Saved entries:
◆ ◆ ◆ ◆ ◆ ◆ ◆
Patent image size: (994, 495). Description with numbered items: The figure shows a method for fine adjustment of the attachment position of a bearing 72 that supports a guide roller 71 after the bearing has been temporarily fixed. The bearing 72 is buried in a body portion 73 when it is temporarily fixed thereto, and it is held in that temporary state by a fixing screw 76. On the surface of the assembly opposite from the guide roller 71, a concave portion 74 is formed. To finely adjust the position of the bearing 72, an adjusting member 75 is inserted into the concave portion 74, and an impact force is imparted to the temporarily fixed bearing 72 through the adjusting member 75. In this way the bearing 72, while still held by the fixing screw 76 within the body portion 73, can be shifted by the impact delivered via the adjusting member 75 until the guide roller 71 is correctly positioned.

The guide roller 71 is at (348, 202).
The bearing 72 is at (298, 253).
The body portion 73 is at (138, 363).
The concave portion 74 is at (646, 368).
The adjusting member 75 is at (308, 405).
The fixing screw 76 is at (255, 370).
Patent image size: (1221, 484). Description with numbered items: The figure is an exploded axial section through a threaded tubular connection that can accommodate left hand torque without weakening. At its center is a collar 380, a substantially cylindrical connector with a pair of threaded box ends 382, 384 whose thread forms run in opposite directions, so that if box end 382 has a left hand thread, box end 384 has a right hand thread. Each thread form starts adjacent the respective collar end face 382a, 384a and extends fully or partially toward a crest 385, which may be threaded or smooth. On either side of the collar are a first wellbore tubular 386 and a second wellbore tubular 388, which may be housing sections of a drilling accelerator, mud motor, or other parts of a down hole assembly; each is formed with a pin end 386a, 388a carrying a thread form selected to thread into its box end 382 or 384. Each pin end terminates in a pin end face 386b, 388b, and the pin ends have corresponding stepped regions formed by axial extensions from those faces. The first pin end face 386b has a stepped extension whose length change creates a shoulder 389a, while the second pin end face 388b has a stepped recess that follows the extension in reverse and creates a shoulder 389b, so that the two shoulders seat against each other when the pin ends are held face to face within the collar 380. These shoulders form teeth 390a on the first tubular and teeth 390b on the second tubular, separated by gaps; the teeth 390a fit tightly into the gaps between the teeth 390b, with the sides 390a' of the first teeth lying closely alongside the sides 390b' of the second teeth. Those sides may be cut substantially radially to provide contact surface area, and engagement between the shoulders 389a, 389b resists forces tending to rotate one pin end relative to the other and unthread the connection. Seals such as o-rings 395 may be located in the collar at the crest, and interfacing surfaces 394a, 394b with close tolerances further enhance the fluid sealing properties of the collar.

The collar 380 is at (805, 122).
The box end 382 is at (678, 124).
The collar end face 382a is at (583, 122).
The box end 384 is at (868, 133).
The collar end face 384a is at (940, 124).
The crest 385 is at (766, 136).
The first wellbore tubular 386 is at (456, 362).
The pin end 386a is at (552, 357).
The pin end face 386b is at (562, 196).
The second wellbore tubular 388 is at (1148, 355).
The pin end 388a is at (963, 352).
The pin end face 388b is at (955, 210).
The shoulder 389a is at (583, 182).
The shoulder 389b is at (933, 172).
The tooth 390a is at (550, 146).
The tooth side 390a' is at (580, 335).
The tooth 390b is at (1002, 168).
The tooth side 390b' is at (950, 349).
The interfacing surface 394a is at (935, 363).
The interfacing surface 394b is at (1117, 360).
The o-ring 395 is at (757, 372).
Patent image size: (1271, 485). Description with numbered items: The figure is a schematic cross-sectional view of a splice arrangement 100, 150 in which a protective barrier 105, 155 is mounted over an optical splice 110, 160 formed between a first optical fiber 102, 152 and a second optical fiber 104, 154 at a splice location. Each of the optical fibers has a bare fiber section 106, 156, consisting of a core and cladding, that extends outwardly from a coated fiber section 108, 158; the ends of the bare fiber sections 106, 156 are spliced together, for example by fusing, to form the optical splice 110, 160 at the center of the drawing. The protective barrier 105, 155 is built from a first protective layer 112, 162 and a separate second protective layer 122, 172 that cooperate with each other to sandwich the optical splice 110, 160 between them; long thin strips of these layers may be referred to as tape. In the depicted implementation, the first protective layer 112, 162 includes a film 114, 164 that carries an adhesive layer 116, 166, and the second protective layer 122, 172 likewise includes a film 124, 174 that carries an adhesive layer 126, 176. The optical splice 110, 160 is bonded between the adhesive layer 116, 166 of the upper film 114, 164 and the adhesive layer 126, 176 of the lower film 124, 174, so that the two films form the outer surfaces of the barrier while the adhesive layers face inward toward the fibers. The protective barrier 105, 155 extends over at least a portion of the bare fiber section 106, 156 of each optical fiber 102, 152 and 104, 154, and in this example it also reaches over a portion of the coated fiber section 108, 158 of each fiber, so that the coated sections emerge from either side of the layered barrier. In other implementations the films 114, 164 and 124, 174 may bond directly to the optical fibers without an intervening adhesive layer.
◆ ◆ ◆ ◆ ◆ ◆ ◆
* _Requirements_
Reproduce the lines from the start of the records through the line containing "The fixing screw 76 is at (255, 370).", including both ends.

* _Answer to this problem_
Patent image size: (994, 495). Description with numbered items: The figure shows a method for fine adjustment of the attachment position of a bearing 72 that supports a guide roller 71 after the bearing has been temporarily fixed. The bearing 72 is buried in a body portion 73 when it is temporarily fixed thereto, and it is held in that temporary state by a fixing screw 76. On the surface of the assembly opposite from the guide roller 71, a concave portion 74 is formed. To finely adjust the position of the bearing 72, an adjusting member 75 is inserted into the concave portion 74, and an impact force is imparted to the temporarily fixed bearing 72 through the adjusting member 75. In this way the bearing 72, while still held by the fixing screw 76 within the body portion 73, can be shifted by the impact delivered via the adjusting member 75 until the guide roller 71 is correctly positioned.

The guide roller 71 is at (348, 202).
The bearing 72 is at (298, 253).
The body portion 73 is at (138, 363).
The concave portion 74 is at (646, 368).
The adjusting member 75 is at (308, 405).
The fixing screw 76 is at (255, 370).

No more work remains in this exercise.